─── Excerpted records
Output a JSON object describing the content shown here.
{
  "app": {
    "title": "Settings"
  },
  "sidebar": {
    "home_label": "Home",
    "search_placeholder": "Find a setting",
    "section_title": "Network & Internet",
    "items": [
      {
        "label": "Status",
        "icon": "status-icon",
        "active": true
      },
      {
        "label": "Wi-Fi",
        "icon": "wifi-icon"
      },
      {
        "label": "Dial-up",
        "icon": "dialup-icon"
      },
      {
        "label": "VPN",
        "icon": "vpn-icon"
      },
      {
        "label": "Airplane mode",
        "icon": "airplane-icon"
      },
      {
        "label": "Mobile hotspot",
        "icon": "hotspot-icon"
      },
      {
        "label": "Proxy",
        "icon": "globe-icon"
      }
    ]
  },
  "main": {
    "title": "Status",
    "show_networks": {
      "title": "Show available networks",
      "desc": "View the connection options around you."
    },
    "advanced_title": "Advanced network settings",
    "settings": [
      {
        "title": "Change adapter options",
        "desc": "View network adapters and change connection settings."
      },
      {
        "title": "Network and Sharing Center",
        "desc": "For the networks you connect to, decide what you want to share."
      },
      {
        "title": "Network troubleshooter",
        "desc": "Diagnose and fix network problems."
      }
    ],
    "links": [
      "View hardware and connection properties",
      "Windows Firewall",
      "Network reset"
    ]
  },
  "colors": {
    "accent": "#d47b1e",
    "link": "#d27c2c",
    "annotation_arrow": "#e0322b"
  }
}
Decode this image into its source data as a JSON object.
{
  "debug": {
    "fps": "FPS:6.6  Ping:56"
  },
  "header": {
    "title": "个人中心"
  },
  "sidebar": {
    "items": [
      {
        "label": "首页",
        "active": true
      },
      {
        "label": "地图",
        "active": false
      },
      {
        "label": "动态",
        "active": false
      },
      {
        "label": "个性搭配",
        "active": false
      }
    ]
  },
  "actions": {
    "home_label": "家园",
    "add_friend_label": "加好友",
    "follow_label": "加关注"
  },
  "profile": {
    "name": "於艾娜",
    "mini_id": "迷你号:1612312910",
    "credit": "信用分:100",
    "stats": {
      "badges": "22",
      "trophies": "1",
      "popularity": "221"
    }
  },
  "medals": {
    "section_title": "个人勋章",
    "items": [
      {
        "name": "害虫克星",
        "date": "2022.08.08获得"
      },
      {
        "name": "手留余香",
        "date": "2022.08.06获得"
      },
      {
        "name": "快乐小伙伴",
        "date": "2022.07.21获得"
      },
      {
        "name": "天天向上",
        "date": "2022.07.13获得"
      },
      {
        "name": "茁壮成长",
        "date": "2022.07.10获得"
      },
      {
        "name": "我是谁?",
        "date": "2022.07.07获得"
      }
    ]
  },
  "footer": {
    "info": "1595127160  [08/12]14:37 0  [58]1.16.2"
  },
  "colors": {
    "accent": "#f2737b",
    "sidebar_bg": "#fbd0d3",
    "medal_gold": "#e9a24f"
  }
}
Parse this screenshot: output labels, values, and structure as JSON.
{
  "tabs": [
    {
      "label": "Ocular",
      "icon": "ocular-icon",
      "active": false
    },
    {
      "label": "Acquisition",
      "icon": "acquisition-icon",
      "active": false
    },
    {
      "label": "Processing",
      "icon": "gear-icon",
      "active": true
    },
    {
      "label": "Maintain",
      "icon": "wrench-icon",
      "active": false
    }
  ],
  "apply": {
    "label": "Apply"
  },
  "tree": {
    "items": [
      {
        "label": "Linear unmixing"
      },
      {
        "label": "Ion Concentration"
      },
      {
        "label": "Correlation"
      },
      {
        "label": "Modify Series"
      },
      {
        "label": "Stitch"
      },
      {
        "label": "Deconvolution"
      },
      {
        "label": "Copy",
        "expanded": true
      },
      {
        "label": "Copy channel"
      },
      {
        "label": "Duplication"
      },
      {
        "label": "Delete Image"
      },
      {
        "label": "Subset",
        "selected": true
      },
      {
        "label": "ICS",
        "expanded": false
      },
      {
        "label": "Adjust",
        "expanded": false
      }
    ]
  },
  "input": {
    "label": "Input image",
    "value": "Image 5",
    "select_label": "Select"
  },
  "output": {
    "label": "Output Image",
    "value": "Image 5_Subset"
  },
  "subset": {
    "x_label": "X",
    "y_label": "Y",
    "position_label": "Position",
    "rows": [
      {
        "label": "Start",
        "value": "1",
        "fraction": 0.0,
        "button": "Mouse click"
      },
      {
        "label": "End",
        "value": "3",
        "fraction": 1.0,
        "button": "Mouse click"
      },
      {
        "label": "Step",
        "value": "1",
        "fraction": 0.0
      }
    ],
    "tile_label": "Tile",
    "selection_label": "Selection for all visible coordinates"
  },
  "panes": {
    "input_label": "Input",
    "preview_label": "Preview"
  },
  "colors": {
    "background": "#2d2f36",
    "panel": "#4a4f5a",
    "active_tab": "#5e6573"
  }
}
──────
### What you will do
Work through the data and report how many of its lines hold the word "this", giving only the figure.

### Final result
2